> **Potongan Teks**
▽

Bogor, (BS) - Angka terpapar HIV/ AIDS di Kabupaten Bogor tiap tahun kian meningkat, berdasarkan data tercatat, jumlah yang terpapar capai ribuan orang. di seluruh wilayah Kecamatan.Bahkan telah sampai ke pelosok kampung.

Hal itu di sampaikan M Muksin Zaenal Abidin, Ketua Yayasan Kajian Strategis (LEKAS). Usai menggelar pemeriksaan kesehatan gratis, kolaborasi bersama Forum Wartawan Bogor Selatan (FWBS), dan Puskesmas Cisarua, di Halaman Parkir Rest Area Gunung Mas Puncak. Rabu 07 Mei 2025.

Pada kesempatan tersebut, M.Muksin mengatakan, Kasus terpapar HIV/AIDS, di kabupaten Bogor sangat memperihatinkan, oleh sebab itu dalam penanggulangannya, perlu kerja sama yang baik dari semua pihak, dan harus menjadi perhatian khusus dari  pemerintah.

△

> **Ketentuan Latihan**
**a.** Dalam berita tentang HIV/AIDS di Kabupaten Bogor, di mana pemeriksaan kesehatan gratis itu digelar?
**b.** Lanjutkan berita tentang HIV/AIDS di Kabupaten Bogor setelah kalimat terakhirnya.

Entri data tersimpan:

▽

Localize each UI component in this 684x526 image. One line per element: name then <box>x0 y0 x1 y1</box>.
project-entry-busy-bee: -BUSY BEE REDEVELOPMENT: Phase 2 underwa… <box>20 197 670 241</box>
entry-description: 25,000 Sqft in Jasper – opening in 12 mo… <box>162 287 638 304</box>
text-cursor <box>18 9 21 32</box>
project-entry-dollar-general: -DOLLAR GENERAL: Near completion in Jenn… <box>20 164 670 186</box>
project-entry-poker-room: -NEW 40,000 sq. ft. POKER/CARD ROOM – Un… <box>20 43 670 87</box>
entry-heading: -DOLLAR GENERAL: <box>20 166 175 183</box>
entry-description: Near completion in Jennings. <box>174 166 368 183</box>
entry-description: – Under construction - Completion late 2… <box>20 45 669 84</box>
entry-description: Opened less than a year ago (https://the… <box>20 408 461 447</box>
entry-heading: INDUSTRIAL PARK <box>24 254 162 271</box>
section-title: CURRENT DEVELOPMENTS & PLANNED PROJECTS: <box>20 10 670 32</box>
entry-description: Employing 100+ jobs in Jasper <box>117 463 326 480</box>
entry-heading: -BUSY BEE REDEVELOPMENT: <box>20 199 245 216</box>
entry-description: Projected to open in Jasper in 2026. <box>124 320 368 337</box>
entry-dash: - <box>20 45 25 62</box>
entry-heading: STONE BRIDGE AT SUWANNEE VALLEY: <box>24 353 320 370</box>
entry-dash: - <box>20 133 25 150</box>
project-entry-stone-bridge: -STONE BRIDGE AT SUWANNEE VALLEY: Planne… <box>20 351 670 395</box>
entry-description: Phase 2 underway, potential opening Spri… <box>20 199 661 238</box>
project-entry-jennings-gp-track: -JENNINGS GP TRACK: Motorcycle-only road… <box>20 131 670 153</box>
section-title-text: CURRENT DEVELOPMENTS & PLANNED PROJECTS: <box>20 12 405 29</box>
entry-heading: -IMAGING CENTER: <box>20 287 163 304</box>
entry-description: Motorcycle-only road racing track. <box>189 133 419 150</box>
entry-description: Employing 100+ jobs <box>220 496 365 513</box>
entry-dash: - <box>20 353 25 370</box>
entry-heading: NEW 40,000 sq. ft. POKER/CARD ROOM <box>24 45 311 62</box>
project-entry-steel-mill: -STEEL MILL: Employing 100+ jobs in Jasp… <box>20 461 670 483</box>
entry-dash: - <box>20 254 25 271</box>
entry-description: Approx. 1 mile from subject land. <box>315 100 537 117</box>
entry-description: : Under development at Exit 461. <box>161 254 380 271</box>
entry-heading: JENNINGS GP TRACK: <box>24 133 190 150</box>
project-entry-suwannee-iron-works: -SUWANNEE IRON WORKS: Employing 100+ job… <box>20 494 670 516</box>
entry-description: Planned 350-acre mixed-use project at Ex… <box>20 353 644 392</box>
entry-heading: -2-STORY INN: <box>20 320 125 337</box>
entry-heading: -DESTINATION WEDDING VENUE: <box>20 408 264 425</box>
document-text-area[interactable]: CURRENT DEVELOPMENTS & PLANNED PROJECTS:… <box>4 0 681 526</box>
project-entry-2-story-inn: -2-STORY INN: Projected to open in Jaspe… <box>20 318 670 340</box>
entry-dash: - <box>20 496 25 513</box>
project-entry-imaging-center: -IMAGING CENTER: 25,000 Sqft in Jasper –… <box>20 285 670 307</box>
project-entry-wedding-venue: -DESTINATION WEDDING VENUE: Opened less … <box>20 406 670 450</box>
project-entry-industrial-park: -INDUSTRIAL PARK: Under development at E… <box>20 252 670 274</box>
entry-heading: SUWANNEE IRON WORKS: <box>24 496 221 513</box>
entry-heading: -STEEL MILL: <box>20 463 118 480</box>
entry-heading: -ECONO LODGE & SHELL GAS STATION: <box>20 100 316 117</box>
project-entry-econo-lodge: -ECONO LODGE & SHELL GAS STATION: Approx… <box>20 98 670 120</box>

△

> **Bagian Jawaban**
**a.** Di Halaman Parkir Rest Area Gunung Mas Puncak.

**b.**
"Tingginya angka kasus HIV/AID, Ini sebuah persoalan yang harus menjadi perhatian semua pihak, terlebih dari para pemangku kebijakan. karena, dari jumlah mereka yang terpapar itu,  hampir ada dari semua kalangan masyarakat,"  kata Muksin, dihadapan Wartawan 

Dengan kondisi tersebut, terjadi di Kabupaten Bogor, sebagai masyarakat Muksin mengaku sangat prihatin. "Sangat mengkhawatirkan, keberlangsungan generasi di Kabupaten Bogor kedepannya. Kondisi ini harus secepat nya mendapat perhatian khusus dari pemerintah," ujarnya.

Sebagai langkah kongkrit,  lanjut Muksin, yayasan Lekas menginisiasi penanggulangannya,  menekan, meminimalisir, penularannya. Dan siap kolaborasi dengan semua pihak.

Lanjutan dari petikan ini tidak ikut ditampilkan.